EXERCISE DESCRIPTION: Among the lines of this listing, determine how many contain the string "shown". Answer with the number only.

TASK DATA:
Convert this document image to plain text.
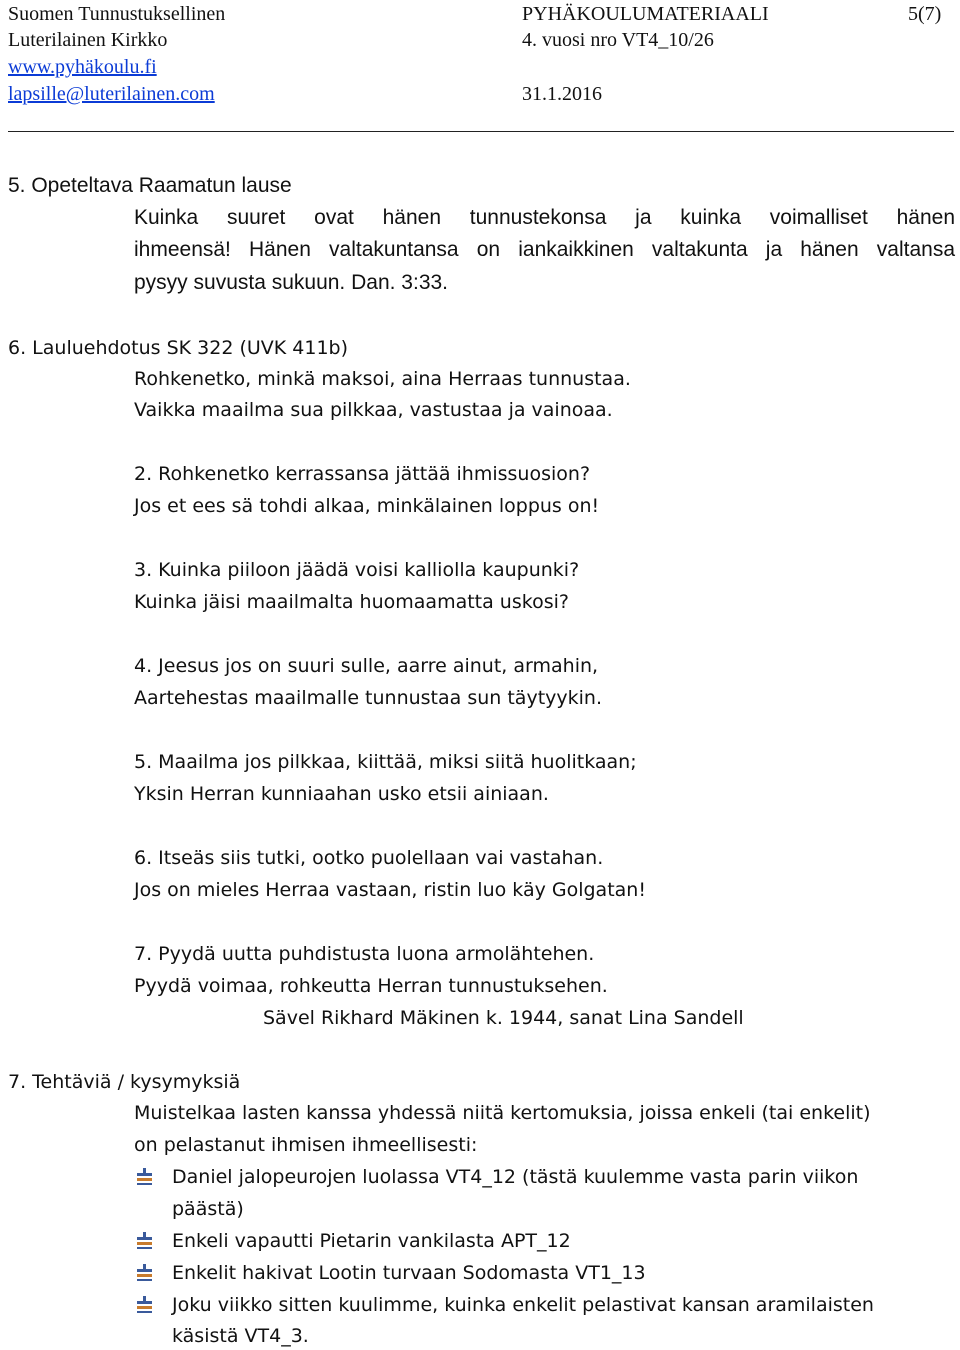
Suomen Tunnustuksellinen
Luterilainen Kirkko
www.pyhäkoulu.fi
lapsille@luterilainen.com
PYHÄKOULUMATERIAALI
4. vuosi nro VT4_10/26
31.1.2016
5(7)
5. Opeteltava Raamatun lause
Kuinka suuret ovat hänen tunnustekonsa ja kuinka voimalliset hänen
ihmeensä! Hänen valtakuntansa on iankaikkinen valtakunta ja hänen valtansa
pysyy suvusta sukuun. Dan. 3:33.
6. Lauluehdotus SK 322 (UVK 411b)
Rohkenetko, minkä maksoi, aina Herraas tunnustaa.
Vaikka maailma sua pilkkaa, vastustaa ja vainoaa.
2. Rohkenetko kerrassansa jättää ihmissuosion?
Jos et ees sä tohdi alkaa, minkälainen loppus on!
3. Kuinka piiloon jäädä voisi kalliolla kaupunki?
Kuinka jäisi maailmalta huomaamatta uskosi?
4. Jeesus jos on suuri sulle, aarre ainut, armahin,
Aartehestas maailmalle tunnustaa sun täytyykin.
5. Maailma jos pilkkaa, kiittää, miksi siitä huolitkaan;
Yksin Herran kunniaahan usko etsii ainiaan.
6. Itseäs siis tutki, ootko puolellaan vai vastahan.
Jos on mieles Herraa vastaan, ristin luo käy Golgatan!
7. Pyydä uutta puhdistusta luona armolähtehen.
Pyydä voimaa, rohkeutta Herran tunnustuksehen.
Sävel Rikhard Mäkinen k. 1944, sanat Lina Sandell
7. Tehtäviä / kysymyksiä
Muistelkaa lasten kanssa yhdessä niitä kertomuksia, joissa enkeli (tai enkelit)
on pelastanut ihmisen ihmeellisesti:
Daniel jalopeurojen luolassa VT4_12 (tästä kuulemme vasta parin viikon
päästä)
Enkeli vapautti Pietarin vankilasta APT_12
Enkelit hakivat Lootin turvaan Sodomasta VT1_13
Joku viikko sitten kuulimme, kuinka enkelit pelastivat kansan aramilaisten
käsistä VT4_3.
* * *
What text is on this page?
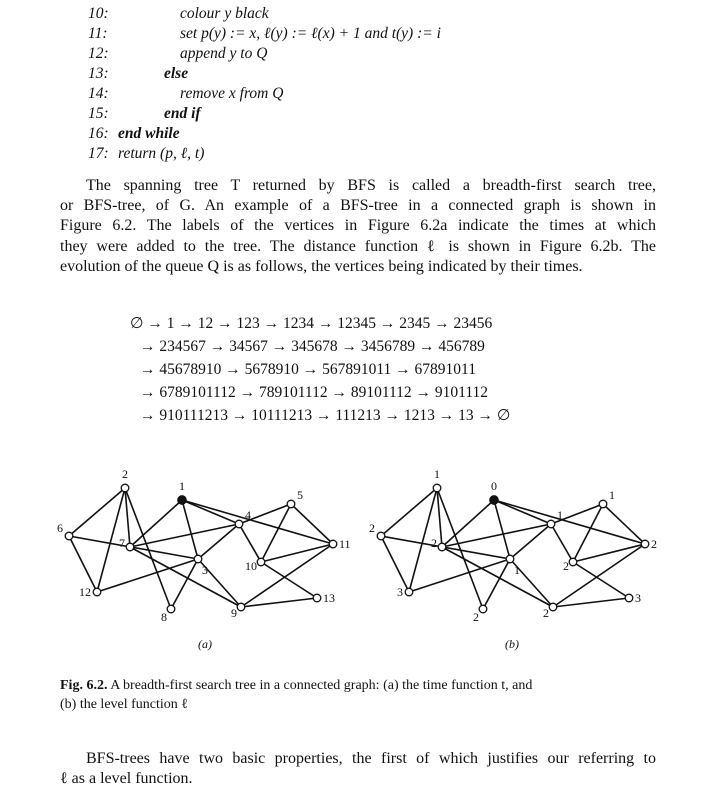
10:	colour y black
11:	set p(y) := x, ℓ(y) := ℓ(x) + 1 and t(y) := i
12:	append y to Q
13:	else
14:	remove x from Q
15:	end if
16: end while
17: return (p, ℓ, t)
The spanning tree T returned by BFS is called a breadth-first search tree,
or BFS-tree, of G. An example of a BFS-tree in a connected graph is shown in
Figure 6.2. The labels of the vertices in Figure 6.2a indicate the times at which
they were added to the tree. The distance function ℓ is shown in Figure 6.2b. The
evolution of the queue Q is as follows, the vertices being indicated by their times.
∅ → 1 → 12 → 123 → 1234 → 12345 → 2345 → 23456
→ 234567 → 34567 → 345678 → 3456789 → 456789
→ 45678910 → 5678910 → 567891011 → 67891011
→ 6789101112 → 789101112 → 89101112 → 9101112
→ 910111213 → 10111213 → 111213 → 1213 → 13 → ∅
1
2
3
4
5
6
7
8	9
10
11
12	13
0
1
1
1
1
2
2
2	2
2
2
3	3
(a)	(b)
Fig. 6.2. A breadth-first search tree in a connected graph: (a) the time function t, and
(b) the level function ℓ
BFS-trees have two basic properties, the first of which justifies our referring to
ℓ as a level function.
* * *
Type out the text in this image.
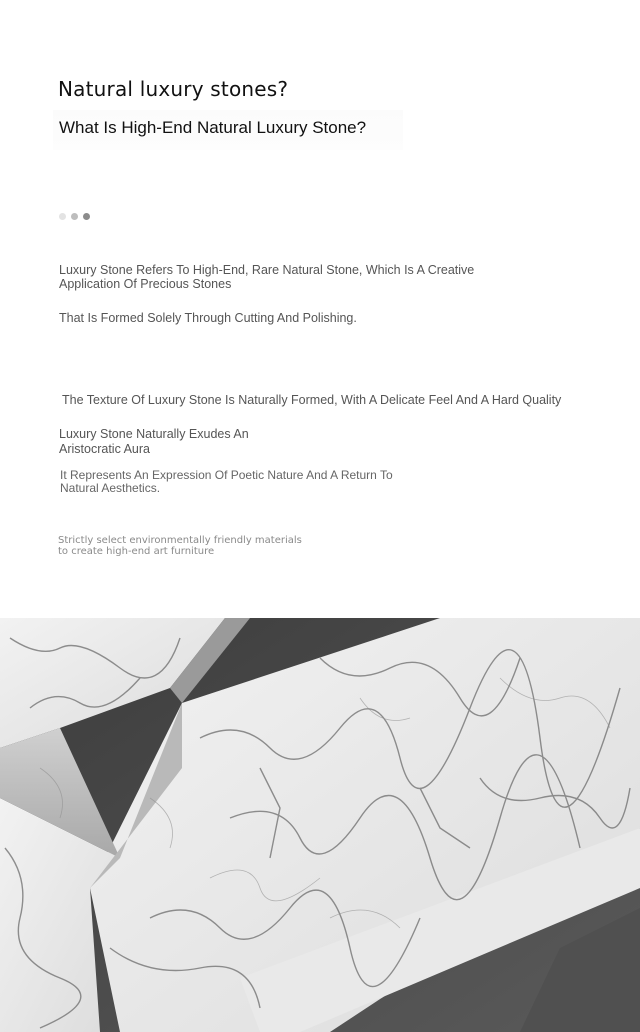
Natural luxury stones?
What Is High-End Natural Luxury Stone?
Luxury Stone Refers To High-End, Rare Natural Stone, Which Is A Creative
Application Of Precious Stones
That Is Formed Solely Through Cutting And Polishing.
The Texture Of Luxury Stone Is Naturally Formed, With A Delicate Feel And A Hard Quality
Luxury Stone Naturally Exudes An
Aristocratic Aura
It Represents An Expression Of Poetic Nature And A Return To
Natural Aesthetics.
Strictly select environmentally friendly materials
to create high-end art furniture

SOLUTION TO THIS TASK: 2